== Work to do ==
Can you write out the whole listing exactly?

* begin Data supplied *

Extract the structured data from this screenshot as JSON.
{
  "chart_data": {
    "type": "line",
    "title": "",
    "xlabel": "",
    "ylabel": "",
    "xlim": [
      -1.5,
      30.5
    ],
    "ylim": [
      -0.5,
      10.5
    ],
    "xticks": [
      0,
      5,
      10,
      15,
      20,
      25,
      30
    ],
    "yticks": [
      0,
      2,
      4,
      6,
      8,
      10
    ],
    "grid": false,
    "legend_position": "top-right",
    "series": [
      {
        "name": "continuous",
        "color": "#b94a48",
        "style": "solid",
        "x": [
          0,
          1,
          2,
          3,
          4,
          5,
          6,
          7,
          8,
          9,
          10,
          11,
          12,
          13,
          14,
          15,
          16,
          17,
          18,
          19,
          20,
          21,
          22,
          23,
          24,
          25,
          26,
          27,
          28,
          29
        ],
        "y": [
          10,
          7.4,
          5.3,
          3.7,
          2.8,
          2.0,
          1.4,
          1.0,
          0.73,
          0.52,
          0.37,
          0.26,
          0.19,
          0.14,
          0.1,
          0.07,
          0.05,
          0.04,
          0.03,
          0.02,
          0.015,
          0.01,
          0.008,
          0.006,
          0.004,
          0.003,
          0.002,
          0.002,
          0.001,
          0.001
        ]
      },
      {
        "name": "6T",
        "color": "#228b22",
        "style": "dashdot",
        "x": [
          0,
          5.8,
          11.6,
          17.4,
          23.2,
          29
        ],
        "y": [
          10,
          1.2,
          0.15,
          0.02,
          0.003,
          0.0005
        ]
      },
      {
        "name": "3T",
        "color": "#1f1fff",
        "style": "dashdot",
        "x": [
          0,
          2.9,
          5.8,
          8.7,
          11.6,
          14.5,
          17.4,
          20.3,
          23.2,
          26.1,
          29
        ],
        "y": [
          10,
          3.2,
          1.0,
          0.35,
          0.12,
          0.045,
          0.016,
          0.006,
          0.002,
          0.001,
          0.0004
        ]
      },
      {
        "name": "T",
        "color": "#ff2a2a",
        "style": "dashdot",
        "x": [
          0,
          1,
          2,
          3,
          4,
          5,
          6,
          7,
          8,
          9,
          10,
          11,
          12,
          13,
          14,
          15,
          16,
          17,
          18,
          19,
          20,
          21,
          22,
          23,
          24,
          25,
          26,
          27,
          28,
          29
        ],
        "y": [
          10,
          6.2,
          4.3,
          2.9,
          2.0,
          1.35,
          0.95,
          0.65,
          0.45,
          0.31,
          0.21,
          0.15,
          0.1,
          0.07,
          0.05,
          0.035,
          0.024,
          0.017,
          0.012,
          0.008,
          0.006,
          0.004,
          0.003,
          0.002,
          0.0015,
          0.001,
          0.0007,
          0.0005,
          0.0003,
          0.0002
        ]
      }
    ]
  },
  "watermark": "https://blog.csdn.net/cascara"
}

* end Data supplied *

== Reply to the exercise ==
Extract the structured data from this screenshot as JSON.
{
  "chart_data": {
    "type": "line",
    "title": "",
    "xlabel": "",
    "ylabel": "",
    "xlim": [
      -1.5,
      30.5
    ],
    "ylim": [
      -0.5,
      10.5
    ],
    "xticks": [
      0,
      5,
      10,
      15,
      20,
      25,
      30
    ],
    "yticks": [
      0,
      2,
      4,
      6,
      8,
      10
    ],
    "grid": false,
    "legend_position": "top-right",
    "series": [
      {
        "name": "continuous",
        "color": "#b94a48",
        "style": "solid",
        "x": [
          0,
          1,
          2,
          3,
          4,
          5,
          6,
          7,
          8,
          9,
          10,
          11,
          12,
          13,
          14,
          15,
          16,
          17,
          18,
          19,
          20,
          21,
          22,
          23,
          24,
          25,
          26,
          27,
          28,
          29
        ],
        "y": [
          10,
          7.4,
          5.3,
          3.7,
          2.8,
          2.0,
          1.4,
          1.0,
          0.73,
          0.52,
          0.37,
          0.26,
          0.19,
          0.14,
          0.1,
          0.07,
          0.05,
          0.04,
          0.03,
          0.02,
          0.015,
          0.01,
          0.008,
          0.006,
          0.004,
          0.003,
          0.002,
          0.002,
          0.001,
          0.001
        ]
      },
      {
        "name": "6T",
        "color": "#228b22",
        "style": "dashdot",
        "x": [
          0,
          5.8,
          11.6,
          17.4,
          23.2,
          29
        ],
        "y": [
          10,
          1.2,
          0.15,
          0.02,
          0.003,
          0.0005
        ]
      },
      {
        "name": "3T",
        "color": "#1f1fff",
        "style": "dashdot",
        "x": [
          0,
          2.9,
          5.8,
          8.7,
          11.6,
          14.5,
          17.4,
          20.3,
          23.2,
          26.1,
          29
        ],
        "y": [
          10,
          3.2,
          1.0,
          0.35,
          0.12,
          0.045,
          0.016,
          0.006,
          0.002,
          0.001,
          0.0004
        ]
      },
      {
        "name": "T",
        "color": "#ff2a2a",
        "style": "dashdot",
        "x": [
          0,
          1,
          2,
          3,
          4,
          5,
          6,
          7,
          8,
          9,
          10,
          11,
          12,
          13,
          14,
          15,
          16,
          17,
          18,
          19,
          20,
          21,
          22,
          23,
          24,
          25,
          26,
          27,
          28,
          29
        ],
        "y": [
          10,
          6.2,
          4.3,
          2.9,
          2.0,
          1.35,
          0.95,
          0.65,
          0.45,
          0.31,
          0.21,
          0.15,
          0.1,
          0.07,
          0.05,
          0.035,
          0.024,
          0.017,
          0.012,
          0.008,
          0.006,
          0.004,
          0.003,
          0.002,
          0.0015,
          0.001,
          0.0007,
          0.0005,
          0.0003,
          0.0002
        ]
      }
    ]
  },
  "watermark": "https://blog.csdn.net/cascara"
}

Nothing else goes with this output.